(Box annotation data)
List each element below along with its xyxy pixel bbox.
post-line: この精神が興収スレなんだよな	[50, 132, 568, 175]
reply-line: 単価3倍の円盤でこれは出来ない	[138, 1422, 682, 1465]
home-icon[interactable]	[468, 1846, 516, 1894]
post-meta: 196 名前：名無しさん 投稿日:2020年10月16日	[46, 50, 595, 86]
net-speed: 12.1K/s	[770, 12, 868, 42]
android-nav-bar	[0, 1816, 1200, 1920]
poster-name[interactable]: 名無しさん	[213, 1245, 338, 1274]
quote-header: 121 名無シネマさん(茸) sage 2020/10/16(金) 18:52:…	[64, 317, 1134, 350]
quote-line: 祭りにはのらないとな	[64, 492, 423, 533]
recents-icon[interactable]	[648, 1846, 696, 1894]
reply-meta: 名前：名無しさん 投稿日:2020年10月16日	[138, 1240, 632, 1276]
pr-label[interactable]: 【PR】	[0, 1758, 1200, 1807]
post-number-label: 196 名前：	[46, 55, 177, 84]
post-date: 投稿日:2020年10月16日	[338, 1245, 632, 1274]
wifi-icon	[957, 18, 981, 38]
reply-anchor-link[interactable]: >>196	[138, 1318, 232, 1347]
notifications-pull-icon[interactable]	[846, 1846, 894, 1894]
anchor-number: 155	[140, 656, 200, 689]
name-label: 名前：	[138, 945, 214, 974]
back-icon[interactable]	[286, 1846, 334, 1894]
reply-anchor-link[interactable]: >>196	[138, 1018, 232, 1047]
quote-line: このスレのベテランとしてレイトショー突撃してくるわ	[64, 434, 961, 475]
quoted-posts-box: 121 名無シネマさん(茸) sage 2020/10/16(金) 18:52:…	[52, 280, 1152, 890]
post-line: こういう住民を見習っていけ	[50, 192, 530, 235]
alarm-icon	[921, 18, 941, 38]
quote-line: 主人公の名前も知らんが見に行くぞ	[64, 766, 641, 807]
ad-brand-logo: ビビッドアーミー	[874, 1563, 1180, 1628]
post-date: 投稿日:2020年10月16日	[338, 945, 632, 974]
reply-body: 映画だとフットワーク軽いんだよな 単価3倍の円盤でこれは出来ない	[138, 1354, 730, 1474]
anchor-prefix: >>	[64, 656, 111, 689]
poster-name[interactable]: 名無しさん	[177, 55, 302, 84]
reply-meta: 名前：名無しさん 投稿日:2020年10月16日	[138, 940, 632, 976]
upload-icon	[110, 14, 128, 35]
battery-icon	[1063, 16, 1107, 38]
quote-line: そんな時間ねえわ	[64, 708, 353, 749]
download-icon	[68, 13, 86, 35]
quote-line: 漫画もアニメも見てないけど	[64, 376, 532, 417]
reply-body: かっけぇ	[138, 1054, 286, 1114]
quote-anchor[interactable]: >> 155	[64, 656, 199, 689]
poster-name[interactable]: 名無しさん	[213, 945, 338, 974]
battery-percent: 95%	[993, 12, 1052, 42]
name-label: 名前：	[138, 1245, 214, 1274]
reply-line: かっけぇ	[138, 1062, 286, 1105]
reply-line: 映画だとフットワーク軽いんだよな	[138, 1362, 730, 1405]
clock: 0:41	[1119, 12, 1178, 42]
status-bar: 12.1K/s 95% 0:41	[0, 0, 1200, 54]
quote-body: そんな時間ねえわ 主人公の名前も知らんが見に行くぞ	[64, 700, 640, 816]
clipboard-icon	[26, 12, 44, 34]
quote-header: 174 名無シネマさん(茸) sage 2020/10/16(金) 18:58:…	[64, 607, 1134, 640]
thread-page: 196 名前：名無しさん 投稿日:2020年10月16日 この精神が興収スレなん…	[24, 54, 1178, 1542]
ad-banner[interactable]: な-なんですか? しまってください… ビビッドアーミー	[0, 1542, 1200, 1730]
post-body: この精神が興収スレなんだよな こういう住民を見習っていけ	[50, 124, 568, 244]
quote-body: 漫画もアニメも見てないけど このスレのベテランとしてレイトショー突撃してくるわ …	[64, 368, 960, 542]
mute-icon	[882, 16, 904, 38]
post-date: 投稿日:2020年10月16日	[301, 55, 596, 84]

What this task involves ->
Rewrite the records from the start through the line containing "1354, 730, 1474]", inclusive, with "post-date" swapped for "timestamp" and nothing else changed.

The answer ->
List each element below along with its xyxy pixel bbox.
post-line: この精神が興収スレなんだよな	[50, 132, 568, 175]
reply-line: 単価3倍の円盤でこれは出来ない	[138, 1422, 682, 1465]
home-icon[interactable]	[468, 1846, 516, 1894]
post-meta: 196 名前：名無しさん 投稿日:2020年10月16日	[46, 50, 595, 86]
net-speed: 12.1K/s	[770, 12, 868, 42]
android-nav-bar	[0, 1816, 1200, 1920]
poster-name[interactable]: 名無しさん	[213, 1245, 338, 1274]
quote-header: 121 名無シネマさん(茸) sage 2020/10/16(金) 18:52:…	[64, 317, 1134, 350]
quote-line: 祭りにはのらないとな	[64, 492, 423, 533]
recents-icon[interactable]	[648, 1846, 696, 1894]
reply-meta: 名前：名無しさん 投稿日:2020年10月16日	[138, 1240, 632, 1276]
pr-label[interactable]: 【PR】	[0, 1758, 1200, 1807]
post-number-label: 196 名前：	[46, 55, 177, 84]
timestamp: 投稿日:2020年10月16日	[338, 1245, 632, 1274]
wifi-icon	[957, 18, 981, 38]
reply-anchor-link[interactable]: >>196	[138, 1318, 232, 1347]
notifications-pull-icon[interactable]	[846, 1846, 894, 1894]
anchor-number: 155	[140, 656, 200, 689]
name-label: 名前：	[138, 945, 214, 974]
back-icon[interactable]	[286, 1846, 334, 1894]
reply-anchor-link[interactable]: >>196	[138, 1018, 232, 1047]
quote-line: このスレのベテランとしてレイトショー突撃してくるわ	[64, 434, 961, 475]
quoted-posts-box: 121 名無シネマさん(茸) sage 2020/10/16(金) 18:52:…	[52, 280, 1152, 890]
post-line: こういう住民を見習っていけ	[50, 192, 530, 235]
alarm-icon	[921, 18, 941, 38]
quote-line: 主人公の名前も知らんが見に行くぞ	[64, 766, 641, 807]
ad-brand-logo: ビビッドアーミー	[874, 1563, 1180, 1628]
timestamp: 投稿日:2020年10月16日	[338, 945, 632, 974]
reply-body: 映画だとフットワーク軽いんだよな 単価3倍の円盤でこれは出来ない	[138, 1354, 730, 1474]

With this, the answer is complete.